▶ What to produce
Please copy out the lines again exactly, from the one containing "svg-text:1.17570: 1.17570 bbox=[637, 179, 681, 193]" through the one containing "svg-text:2: 2 bbox=[46, 63, 55, 80]", including both of those.

(Collection entries)
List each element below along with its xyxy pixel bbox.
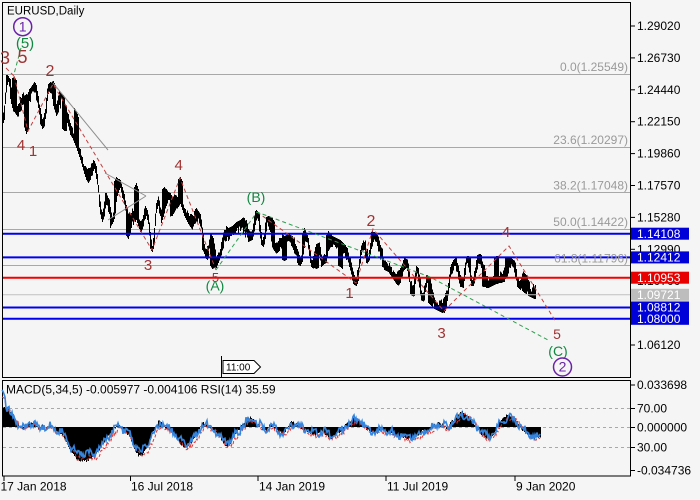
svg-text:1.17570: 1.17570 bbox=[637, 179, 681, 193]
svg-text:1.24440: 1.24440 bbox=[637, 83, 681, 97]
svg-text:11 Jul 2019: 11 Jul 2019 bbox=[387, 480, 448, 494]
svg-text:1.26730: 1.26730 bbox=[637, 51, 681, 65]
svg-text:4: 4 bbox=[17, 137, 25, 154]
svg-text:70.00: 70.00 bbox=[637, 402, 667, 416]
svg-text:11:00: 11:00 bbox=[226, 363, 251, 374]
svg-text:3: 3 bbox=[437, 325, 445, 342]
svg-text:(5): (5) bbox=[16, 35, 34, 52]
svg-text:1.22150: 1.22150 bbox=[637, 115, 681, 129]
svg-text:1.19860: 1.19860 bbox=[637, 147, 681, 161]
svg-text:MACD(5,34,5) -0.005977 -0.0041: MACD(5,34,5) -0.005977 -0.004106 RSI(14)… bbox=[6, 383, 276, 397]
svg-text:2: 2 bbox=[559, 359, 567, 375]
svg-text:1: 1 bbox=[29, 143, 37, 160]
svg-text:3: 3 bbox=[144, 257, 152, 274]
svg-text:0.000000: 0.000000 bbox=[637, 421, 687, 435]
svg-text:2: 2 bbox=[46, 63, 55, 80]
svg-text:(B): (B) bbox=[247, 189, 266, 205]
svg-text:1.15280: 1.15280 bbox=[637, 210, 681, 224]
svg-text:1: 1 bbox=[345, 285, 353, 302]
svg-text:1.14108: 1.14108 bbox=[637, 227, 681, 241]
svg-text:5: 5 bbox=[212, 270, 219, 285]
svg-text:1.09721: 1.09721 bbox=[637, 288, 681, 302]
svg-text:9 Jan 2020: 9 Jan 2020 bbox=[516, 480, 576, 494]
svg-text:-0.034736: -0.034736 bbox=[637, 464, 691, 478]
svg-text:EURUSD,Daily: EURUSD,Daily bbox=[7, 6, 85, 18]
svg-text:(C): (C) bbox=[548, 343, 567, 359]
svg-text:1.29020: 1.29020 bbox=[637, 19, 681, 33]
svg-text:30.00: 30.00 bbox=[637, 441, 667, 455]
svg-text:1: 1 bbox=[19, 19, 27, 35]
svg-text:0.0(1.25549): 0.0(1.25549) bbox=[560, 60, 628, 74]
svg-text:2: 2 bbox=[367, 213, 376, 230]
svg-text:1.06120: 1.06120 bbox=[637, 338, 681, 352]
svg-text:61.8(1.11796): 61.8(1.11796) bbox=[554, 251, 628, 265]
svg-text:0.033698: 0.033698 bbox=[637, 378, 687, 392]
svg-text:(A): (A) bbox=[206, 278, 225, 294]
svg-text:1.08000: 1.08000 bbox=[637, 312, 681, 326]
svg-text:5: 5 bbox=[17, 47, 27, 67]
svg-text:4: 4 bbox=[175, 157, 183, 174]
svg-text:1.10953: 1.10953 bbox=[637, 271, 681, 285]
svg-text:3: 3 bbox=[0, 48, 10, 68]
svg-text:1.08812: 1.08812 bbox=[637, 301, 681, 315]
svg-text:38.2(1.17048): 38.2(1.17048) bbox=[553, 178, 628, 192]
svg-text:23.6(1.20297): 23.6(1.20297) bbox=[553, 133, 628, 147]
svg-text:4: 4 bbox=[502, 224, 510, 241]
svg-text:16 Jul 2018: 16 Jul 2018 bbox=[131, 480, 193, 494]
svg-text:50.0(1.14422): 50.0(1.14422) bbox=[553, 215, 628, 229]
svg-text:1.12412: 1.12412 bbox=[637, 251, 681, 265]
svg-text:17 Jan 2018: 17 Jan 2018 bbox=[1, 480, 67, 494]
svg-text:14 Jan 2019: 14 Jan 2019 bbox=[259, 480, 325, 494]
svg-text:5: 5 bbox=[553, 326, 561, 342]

▶ Correct response
svg-text:1.17570: 1.17570 bbox=[637, 179, 681, 193]
svg-text:1.24440: 1.24440 bbox=[637, 83, 681, 97]
svg-text:11 Jul 2019: 11 Jul 2019 bbox=[387, 480, 448, 494]
svg-text:1.26730: 1.26730 bbox=[637, 51, 681, 65]
svg-text:4: 4 bbox=[17, 137, 25, 154]
svg-text:70.00: 70.00 bbox=[637, 402, 667, 416]
svg-text:11:00: 11:00 bbox=[226, 363, 251, 374]
svg-text:3: 3 bbox=[437, 325, 445, 342]
svg-text:(5): (5) bbox=[16, 35, 34, 52]
svg-text:1.22150: 1.22150 bbox=[637, 115, 681, 129]
svg-text:1.19860: 1.19860 bbox=[637, 147, 681, 161]
svg-text:MACD(5,34,5) -0.005977 -0.0041: MACD(5,34,5) -0.005977 -0.004106 RSI(14)… bbox=[6, 383, 276, 397]
svg-text:2: 2 bbox=[559, 359, 567, 375]
svg-text:1: 1 bbox=[29, 143, 37, 160]
svg-text:3: 3 bbox=[144, 257, 152, 274]
svg-text:0.000000: 0.000000 bbox=[637, 421, 687, 435]
svg-text:2: 2 bbox=[46, 63, 55, 80]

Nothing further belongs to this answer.